GIVEN INSTRUCTION> Write out all the data again, exactly as it stands.

Stored data:

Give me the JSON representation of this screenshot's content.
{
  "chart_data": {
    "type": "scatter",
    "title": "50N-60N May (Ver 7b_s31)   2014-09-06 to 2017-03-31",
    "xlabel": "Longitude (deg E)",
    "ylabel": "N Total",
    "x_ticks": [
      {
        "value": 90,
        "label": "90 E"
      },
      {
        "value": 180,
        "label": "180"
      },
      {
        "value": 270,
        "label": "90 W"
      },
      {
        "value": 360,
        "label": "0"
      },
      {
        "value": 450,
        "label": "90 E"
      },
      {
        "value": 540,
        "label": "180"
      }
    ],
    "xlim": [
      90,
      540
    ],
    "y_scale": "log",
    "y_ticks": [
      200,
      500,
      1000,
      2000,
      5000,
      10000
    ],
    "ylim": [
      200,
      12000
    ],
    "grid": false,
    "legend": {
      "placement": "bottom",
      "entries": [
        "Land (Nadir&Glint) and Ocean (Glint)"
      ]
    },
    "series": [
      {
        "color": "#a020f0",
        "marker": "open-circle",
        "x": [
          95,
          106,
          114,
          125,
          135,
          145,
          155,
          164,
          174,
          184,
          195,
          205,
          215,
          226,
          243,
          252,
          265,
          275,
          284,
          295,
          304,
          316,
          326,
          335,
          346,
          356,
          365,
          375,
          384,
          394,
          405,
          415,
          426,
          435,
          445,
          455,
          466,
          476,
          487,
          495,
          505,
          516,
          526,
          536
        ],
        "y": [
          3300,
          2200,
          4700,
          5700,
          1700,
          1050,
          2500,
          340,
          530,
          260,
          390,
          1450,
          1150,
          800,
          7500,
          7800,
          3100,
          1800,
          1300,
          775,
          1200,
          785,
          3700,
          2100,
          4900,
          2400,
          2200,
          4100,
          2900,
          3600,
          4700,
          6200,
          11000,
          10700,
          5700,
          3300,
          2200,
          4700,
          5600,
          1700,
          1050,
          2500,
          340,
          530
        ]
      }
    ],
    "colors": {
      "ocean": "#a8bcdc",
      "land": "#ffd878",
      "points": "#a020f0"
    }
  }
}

RESULT>
Give me the JSON representation of this screenshot's content.
{
  "chart_data": {
    "type": "scatter",
    "title": "50N-60N May (Ver 7b_s31)   2014-09-06 to 2017-03-31",
    "xlabel": "Longitude (deg E)",
    "ylabel": "N Total",
    "x_ticks": [
      {
        "value": 90,
        "label": "90 E"
      },
      {
        "value": 180,
        "label": "180"
      },
      {
        "value": 270,
        "label": "90 W"
      },
      {
        "value": 360,
        "label": "0"
      },
      {
        "value": 450,
        "label": "90 E"
      },
      {
        "value": 540,
        "label": "180"
      }
    ],
    "xlim": [
      90,
      540
    ],
    "y_scale": "log",
    "y_ticks": [
      200,
      500,
      1000,
      2000,
      5000,
      10000
    ],
    "ylim": [
      200,
      12000
    ],
    "grid": false,
    "legend": {
      "placement": "bottom",
      "entries": [
        "Land (Nadir&Glint) and Ocean (Glint)"
      ]
    },
    "series": [
      {
        "color": "#a020f0",
        "marker": "open-circle",
        "x": [
          95,
          106,
          114,
          125,
          135,
          145,
          155,
          164,
          174,
          184,
          195,
          205,
          215,
          226,
          243,
          252,
          265,
          275,
          284,
          295,
          304,
          316,
          326,
          335,
          346,
          356,
          365,
          375,
          384,
          394,
          405,
          415,
          426,
          435,
          445,
          455,
          466,
          476,
          487,
          495,
          505,
          516,
          526,
          536
        ],
        "y": [
          3300,
          2200,
          4700,
          5700,
          1700,
          1050,
          2500,
          340,
          530,
          260,
          390,
          1450,
          1150,
          800,
          7500,
          7800,
          3100,
          1800,
          1300,
          775,
          1200,
          785,
          3700,
          2100,
          4900,
          2400,
          2200,
          4100,
          2900,
          3600,
          4700,
          6200,
          11000,
          10700,
          5700,
          3300,
          2200,
          4700,
          5600,
          1700,
          1050,
          2500,
          340,
          530
        ]
      }
    ],
    "colors": {
      "ocean": "#a8bcdc",
      "land": "#ffd878",
      "points": "#a020f0"
    }
  }
}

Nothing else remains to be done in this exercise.